::: Given information

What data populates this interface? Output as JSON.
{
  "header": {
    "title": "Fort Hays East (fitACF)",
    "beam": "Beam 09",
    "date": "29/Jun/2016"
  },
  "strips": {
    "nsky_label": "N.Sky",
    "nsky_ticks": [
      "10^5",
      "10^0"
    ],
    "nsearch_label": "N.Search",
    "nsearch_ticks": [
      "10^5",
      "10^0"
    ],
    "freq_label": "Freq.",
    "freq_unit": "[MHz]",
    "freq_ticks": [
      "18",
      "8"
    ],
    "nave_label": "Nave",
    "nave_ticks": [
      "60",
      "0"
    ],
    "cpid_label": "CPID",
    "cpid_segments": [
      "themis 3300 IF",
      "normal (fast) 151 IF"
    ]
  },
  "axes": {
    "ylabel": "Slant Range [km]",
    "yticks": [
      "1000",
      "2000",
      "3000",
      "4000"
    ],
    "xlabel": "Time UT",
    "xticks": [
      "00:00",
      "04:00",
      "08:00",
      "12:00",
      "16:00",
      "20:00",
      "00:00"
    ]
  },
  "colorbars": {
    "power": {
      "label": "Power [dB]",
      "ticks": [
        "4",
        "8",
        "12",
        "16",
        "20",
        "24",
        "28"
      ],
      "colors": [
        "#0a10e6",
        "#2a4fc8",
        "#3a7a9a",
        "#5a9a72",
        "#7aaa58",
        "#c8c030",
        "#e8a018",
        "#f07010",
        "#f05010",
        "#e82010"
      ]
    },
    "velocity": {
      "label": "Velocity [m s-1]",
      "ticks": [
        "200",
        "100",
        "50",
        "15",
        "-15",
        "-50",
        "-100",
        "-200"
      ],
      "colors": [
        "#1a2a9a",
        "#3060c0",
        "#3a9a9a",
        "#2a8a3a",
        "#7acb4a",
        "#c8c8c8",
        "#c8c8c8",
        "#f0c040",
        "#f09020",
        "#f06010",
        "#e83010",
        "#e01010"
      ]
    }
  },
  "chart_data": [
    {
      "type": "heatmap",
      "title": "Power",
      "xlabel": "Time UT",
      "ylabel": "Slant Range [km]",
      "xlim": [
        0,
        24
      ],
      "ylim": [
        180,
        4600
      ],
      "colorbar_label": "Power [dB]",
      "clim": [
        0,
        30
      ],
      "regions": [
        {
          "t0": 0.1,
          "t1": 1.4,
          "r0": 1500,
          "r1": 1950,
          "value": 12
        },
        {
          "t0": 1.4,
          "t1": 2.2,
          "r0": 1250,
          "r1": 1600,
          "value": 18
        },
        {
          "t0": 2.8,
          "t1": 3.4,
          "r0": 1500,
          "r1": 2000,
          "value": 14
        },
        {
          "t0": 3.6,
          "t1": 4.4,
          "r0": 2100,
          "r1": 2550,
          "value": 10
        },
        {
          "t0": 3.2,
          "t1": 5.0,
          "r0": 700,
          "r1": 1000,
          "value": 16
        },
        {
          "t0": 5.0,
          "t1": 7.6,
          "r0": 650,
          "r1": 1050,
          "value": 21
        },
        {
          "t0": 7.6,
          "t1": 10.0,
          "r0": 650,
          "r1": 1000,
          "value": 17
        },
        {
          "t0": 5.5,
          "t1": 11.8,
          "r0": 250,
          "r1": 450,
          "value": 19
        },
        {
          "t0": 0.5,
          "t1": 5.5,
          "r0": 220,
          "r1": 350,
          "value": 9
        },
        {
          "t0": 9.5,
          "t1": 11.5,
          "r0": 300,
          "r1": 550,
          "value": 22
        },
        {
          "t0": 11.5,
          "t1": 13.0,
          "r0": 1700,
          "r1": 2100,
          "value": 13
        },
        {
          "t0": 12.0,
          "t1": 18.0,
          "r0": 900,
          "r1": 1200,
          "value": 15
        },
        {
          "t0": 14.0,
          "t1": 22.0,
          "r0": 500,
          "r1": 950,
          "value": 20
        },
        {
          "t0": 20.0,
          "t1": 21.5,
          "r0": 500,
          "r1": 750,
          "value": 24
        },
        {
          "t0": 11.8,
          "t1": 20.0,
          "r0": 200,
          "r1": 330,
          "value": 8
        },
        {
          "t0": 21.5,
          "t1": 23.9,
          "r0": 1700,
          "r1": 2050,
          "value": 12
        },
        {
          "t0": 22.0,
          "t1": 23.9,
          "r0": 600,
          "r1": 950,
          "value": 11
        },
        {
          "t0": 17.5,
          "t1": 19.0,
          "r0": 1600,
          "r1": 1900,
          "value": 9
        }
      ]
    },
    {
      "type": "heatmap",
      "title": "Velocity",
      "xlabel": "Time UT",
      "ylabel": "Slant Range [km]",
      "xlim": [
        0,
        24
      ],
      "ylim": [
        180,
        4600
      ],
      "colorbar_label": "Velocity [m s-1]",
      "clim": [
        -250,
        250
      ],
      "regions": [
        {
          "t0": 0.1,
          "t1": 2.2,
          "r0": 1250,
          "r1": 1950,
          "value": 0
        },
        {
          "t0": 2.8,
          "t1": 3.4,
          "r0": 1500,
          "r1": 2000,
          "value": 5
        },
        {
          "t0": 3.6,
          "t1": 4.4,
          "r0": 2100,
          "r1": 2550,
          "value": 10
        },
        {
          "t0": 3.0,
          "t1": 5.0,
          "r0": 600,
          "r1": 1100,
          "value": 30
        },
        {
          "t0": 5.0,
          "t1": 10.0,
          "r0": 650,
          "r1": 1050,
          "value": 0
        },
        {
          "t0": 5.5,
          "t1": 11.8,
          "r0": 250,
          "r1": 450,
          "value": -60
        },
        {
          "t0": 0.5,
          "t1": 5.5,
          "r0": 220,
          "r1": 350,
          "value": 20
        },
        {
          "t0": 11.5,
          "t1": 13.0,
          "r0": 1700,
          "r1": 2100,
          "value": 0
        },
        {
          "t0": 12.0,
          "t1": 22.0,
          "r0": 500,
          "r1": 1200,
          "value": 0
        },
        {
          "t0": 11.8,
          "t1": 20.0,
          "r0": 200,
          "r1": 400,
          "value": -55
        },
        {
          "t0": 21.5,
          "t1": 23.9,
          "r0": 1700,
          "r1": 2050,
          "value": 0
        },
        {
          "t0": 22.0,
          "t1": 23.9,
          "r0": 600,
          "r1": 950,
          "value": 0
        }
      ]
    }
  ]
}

::::::

_Task description_. Find the lines holding "title" and list every one.

_Solution_.
    "title": "Fort Hays East (fitACF)",
      "title": "Power",
      "title": "Velocity",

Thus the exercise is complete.